Extracted records:
□ □ □ □ □ □ □

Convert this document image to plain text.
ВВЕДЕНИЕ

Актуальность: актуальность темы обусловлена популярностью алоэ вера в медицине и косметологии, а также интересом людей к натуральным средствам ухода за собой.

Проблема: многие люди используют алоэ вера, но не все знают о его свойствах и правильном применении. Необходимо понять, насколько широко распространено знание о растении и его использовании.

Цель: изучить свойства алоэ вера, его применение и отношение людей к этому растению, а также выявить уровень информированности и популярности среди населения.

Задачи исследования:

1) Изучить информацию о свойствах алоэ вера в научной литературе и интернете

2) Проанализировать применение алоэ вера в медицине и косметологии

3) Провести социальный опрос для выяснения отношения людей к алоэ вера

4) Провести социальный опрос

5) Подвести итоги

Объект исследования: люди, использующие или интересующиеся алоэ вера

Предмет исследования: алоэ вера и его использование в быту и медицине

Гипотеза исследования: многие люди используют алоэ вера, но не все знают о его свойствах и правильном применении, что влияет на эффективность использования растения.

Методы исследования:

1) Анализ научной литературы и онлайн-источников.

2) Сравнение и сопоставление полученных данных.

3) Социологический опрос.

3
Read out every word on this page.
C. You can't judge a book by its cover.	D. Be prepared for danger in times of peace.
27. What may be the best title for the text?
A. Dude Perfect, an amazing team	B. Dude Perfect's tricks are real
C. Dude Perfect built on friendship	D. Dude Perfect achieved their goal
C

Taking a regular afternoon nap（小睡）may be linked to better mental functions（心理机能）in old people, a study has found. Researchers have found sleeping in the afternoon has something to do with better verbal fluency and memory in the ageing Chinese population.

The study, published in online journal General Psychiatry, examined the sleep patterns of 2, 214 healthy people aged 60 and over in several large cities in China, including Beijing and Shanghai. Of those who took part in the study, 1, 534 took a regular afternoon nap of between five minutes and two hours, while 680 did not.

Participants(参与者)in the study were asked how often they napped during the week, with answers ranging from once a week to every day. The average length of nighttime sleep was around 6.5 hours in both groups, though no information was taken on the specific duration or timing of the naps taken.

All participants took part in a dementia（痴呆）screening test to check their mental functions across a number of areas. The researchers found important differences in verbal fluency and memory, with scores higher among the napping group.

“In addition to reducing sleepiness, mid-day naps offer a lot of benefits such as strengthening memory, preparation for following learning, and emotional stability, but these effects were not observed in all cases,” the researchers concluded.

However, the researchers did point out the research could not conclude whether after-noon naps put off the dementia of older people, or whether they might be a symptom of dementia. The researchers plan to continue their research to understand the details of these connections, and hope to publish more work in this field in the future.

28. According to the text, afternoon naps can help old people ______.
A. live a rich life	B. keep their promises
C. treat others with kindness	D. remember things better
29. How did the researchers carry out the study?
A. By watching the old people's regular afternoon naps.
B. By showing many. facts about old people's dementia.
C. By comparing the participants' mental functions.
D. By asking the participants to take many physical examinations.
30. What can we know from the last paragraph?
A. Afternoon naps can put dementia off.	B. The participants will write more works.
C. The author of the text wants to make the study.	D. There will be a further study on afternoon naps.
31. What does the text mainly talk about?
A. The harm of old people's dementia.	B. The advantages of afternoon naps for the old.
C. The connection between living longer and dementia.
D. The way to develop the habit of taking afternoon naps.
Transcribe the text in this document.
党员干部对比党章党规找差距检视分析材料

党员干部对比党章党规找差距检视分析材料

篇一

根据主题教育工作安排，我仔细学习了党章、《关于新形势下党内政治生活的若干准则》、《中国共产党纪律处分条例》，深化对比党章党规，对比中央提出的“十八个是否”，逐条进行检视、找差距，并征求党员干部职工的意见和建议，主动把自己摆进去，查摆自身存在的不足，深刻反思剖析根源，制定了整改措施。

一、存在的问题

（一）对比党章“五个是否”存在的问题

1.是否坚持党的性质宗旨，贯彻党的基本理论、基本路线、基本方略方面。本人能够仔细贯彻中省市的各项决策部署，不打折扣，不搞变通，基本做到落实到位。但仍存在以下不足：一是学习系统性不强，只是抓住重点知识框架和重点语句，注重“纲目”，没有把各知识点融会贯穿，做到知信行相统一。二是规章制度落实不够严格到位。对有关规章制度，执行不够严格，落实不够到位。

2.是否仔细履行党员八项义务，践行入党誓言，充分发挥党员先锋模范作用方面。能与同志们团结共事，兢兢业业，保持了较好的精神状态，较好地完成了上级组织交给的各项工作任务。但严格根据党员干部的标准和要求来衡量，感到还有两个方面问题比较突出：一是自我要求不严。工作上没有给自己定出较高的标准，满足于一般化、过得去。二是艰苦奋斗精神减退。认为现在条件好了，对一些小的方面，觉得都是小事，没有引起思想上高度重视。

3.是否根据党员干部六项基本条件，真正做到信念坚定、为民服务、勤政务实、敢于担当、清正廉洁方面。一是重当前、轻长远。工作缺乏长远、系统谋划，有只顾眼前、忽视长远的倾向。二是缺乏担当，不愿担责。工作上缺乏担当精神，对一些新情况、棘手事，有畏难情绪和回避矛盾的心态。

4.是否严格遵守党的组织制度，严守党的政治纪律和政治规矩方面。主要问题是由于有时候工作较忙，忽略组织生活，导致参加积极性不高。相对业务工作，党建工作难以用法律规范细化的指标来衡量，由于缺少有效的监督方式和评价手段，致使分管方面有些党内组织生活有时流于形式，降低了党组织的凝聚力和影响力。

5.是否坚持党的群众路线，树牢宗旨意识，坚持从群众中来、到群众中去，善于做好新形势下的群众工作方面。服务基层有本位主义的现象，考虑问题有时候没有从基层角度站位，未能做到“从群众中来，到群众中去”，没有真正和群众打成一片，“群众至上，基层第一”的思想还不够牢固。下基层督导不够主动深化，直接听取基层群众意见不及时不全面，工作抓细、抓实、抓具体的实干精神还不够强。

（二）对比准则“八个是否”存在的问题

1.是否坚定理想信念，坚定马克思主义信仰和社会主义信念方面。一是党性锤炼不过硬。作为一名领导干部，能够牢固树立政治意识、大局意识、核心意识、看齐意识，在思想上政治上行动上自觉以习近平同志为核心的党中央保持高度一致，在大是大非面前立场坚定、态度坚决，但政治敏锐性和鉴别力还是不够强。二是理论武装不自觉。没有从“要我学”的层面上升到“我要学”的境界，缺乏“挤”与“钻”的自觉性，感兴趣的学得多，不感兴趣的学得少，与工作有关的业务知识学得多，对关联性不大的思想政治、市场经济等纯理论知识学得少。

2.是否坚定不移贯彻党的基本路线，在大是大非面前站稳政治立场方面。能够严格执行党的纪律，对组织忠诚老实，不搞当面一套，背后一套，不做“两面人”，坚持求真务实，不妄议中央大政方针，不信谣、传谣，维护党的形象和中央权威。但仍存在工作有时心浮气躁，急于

□ □ □ □ □ □ □

Your task is to output all of the data above word for word.

Convert this document image to plain text.
ВВЕДЕНИЕ

Актуальность: актуальность темы обусловлена популярностью алоэ вера в медицине и косметологии, а также интересом людей к натуральным средствам ухода за собой.

Проблема: многие люди используют алоэ вера, но не все знают о его свойствах и правильном применении. Необходимо понять, насколько широко распространено знание о растении и его использовании.

Цель: изучить свойства алоэ вера, его применение и отношение людей к этому растению, а также выявить уровень информированности и популярности среди населения.

Задачи исследования:

1) Изучить информацию о свойствах алоэ вера в научной литературе и интернете

2) Проанализировать применение алоэ вера в медицине и косметологии

3) Провести социальный опрос для выяснения отношения людей к алоэ вера

4) Провести социальный опрос

5) Подвести итоги

Объект исследования: люди, использующие или интересующиеся алоэ вера

Предмет исследования: алоэ вера и его использование в быту и медицине

Гипотеза исследования: многие люди используют алоэ вера, но не все знают о его свойствах и правильном применении, что влияет на эффективность использования растения.

Методы исследования:

1) Анализ научной литературы и онлайн-источников.

2) Сравнение и сопоставление полученных данных.

3) Социологический опрос.

3
Read out every word on this page.
C. You can't judge a book by its cover.	D. Be prepared for danger in times of peace.
27. What may be the best title for the text?
A. Dude Perfect, an amazing team	B. Dude Perfect's tricks are real
C. Dude Perfect built on friendship	D. Dude Perfect achieved their goal
C

Taking a regular afternoon nap（小睡）may be linked to better mental functions（心理机能）in old people, a study has found. Researchers have found sleeping in the afternoon has something to do with better verbal fluency and memory in the ageing Chinese population.

The study, published in online journal General Psychiatry, examined the sleep patterns of 2, 214 healthy people aged 60 and over in several large cities in China, including Beijing and Shanghai. Of those who took part in the study, 1, 534 took a regular afternoon nap of between five minutes and two hours, while 680 did not.

Participants(参与者)in the study were asked how often they napped during the week, with answers ranging from once a week to every day. The average length of nighttime sleep was around 6.5 hours in both groups, though no information was taken on the specific duration or timing of the naps taken.

All participants took part in a dementia（痴呆）screening test to check their mental functions across a number of areas. The researchers found important differences in verbal fluency and memory, with scores higher among the napping group.

“In addition to reducing sleepiness, mid-day naps offer a lot of benefits such as strengthening memory, preparation for following learning, and emotional stability, but these effects were not observed in all cases,” the researchers concluded.

However, the researchers did point out the research could not conclude whether after-noon naps put off the dementia of older people, or whether they might be a symptom of dementia. The researchers plan to continue their research to understand the details of these connections, and hope to publish more work in this field in the future.

28. According to the text, afternoon naps can help old people ______.
A. live a rich life	B. keep their promises
C. treat others with kindness	D. remember things better
29. How did the researchers carry out the study?
A. By watching the old people's regular afternoon naps.
B. By showing many. facts about old people's dementia.
C. By comparing the participants' mental functions.
D. By asking the participants to take many physical examinations.
30. What can we know from the last paragraph?
A. Afternoon naps can put dementia off.	B. The participants will write more works.
C. The author of the text wants to make the study.	D. There will be a further study on afternoon naps.
31. What does the text mainly talk about?
A. The harm of old people's dementia.	B. The advantages of afternoon naps for the old.
C. The connection between living longer and dementia.
D. The way to develop the habit of taking afternoon naps.
Transcribe the text in this document.
党员干部对比党章党规找差距检视分析材料

党员干部对比党章党规找差距检视分析材料

篇一

根据主题教育工作安排，我仔细学习了党章、《关于新形势下党内政治生活的若干准则》、《中国共产党纪律处分条例》，深化对比党章党规，对比中央提出的“十八个是否”，逐条进行检视、找差距，并征求党员干部职工的意见和建议，主动把自己摆进去，查摆自身存在的不足，深刻反思剖析根源，制定了整改措施。

一、存在的问题

（一）对比党章“五个是否”存在的问题

1.是否坚持党的性质宗旨，贯彻党的基本理论、基本路线、基本方略方面。本人能够仔细贯彻中省市的各项决策部署，不打折扣，不搞变通，基本做到落实到位。但仍存在以下不足：一是学习系统性不强，只是抓住重点知识框架和重点语句，注重“纲目”，没有把各知识点融会贯穿，做到知信行相统一。二是规章制度落实不够严格到位。对有关规章制度，执行不够严格，落实不够到位。

2.是否仔细履行党员八项义务，践行入党誓言，充分发挥党员先锋模范作用方面。能与同志们团结共事，兢兢业业，保持了较好的精神状态，较好地完成了上级组织交给的各项工作任务。但严格根据党员干部的标准和要求来衡量，感到还有两个方面问题比较突出：一是自我要求不严。工作上没有给自己定出较高的标准，满足于一般化、过得去。二是艰苦奋斗精神减退。认为现在条件好了，对一些小的方面，觉得都是小事，没有引起思想上高度重视。

3.是否根据党员干部六项基本条件，真正做到信念坚定、为民服务、勤政务实、敢于担当、清正廉洁方面。一是重当前、轻长远。工作缺乏长远、系统谋划，有只顾眼前、忽视长远的倾向。二是缺乏担当，不愿担责。工作上缺乏担当精神，对一些新情况、棘手事，有畏难情绪和回避矛盾的心态。

4.是否严格遵守党的组织制度，严守党的政治纪律和政治规矩方面。主要问题是由于有时候工作较忙，忽略组织生活，导致参加积极性不高。相对业务工作，党建工作难以用法律规范细化的指标来衡量，由于缺少有效的监督方式和评价手段，致使分管方面有些党内组织生活有时流于形式，降低了党组织的凝聚力和影响力。

5.是否坚持党的群众路线，树牢宗旨意识，坚持从群众中来、到群众中去，善于做好新形势下的群众工作方面。服务基层有本位主义的现象，考虑问题有时候没有从基层角度站位，未能做到“从群众中来，到群众中去”，没有真正和群众打成一片，“群众至上，基层第一”的思想还不够牢固。下基层督导不够主动深化，直接听取基层群众意见不及时不全面，工作抓细、抓实、抓具体的实干精神还不够强。

（二）对比准则“八个是否”存在的问题

1.是否坚定理想信念，坚定马克思主义信仰和社会主义信念方面。一是党性锤炼不过硬。作为一名领导干部，能够牢固树立政治意识、大局意识、核心意识、看齐意识，在思想上政治上行动上自觉以习近平同志为核心的党中央保持高度一致，在大是大非面前立场坚定、态度坚决，但政治敏锐性和鉴别力还是不够强。二是理论武装不自觉。没有从“要我学”的层面上升到“我要学”的境界，缺乏“挤”与“钻”的自觉性，感兴趣的学得多，不感兴趣的学得少，与工作有关的业务知识学得多，对关联性不大的思想政治、市场经济等纯理论知识学得少。

2.是否坚定不移贯彻党的基本路线，在大是大非面前站稳政治立场方面。能够严格执行党的纪律，对组织忠诚老实，不搞当面一套，背后一套，不做“两面人”，坚持求真务实，不妄议中央大政方针，不信谣、传谣，维护党的形象和中央权威。但仍存在工作有时心浮气躁，急于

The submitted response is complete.